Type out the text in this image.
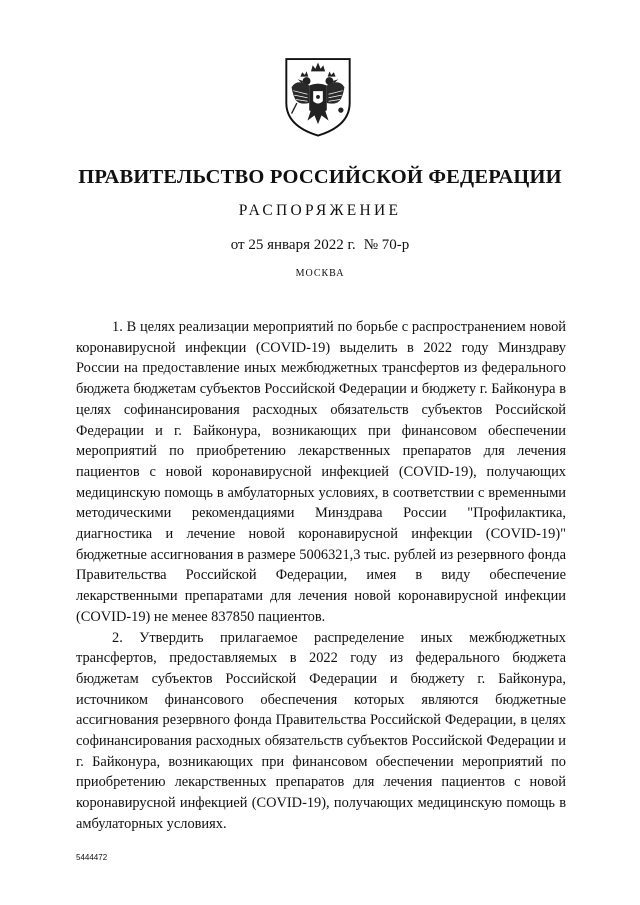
ПРАВИТЕЛЬСТВО РОССИЙСКОЙ ФЕДЕРАЦИИ
РАСПОРЯЖЕНИЕ
от 25 января 2022 г. № 70-р
МОСКВА

1. В целях реализации мероприятий по борьбе с распространением новой коронавирусной инфекции (COVID-19) выделить в 2022 году Минздраву России на предоставление иных межбюджетных трансфертов из федерального бюджета бюджетам субъектов Российской Федерации и бюджету г. Байконура в целях софинансирования расходных обязательств субъектов Российской Федерации и г. Байконура, возникающих при финансовом обеспечении мероприятий по приобретению лекарственных препаратов для лечения пациентов с новой коронавирусной инфекцией (COVID-19), получающих медицинскую помощь в амбулаторных условиях, в соответствии с временными методическими рекомендациями Минздрава России "Профилактика, диагностика и лечение новой коронавирусной инфекции (COVID-19)" бюджетные ассигнования в размере 5006321,3 тыс. рублей из резервного фонда Правительства Российской Федерации, имея в виду обеспечение лекарственными препаратами для лечения новой коронавирусной инфекции (COVID-19) не менее 837850 пациентов.

2. Утвердить прилагаемое распределение иных межбюджетных трансфертов, предоставляемых в 2022 году из федерального бюджета бюджетам субъектов Российской Федерации и бюджету г. Байконура, источником финансового обеспечения которых являются бюджетные ассигнования резервного фонда Правительства Российской Федерации, в целях софинансирования расходных обязательств субъектов Российской Федерации и г. Байконура, возникающих при финансовом обеспечении мероприятий по приобретению лекарственных препаратов для лечения пациентов с новой коронавирусной инфекцией (COVID-19), получающих медицинскую помощь в амбулаторных условиях.

5444472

□ □ □ □ □

§ **Description of the task**: Identify every line holding the word "бюджетные" and copy it out.

§ **Written solution**:
1. В целях реализации мероприятий по борьбе с распространением новой коронавирусной инфекции (COVID-19) выделить в 2022 году Минздраву России на предоставление иных межбюджетных трансфертов из федерального бюджета бюджетам субъектов Российской Федерации и бюджету г. Байконура в целях софинансирования расходных обязательств субъектов Российской Федерации и г. Байконура, возникающих при финансовом обеспечении мероприятий по приобретению лекарственных препаратов для лечения пациентов с новой коронавирусной инфекцией (COVID-19), получающих медицинскую помощь в амбулаторных условиях, в соответствии с временными методическими рекомендациями Минздрава России "Профилактика, диагностика и лечение новой коронавирусной инфекции (COVID-19)" бюджетные ассигнования в размере 5006321,3 тыс. рублей из резервного фонда Правительства Российской Федерации, имея в виду обеспечение лекарственными препаратами для лечения новой коронавирусной инфекции (COVID-19) не менее 837850 пациентов.
2. Утвердить прилагаемое распределение иных межбюджетных трансфертов, предоставляемых в 2022 году из федерального бюджета бюджетам субъектов Российской Федерации и бюджету г. Байконура, источником финансового обеспечения которых являются бюджетные ассигнования резервного фонда Правительства Российской Федерации, в целях софинансирования расходных обязательств субъектов Российской Федерации и г. Байконура, возникающих при финансовом обеспечении мероприятий по приобретению лекарственных препаратов для лечения пациентов с новой коронавирусной инфекцией (COVID-19), получающих медицинскую помощь в амбулаторных условиях.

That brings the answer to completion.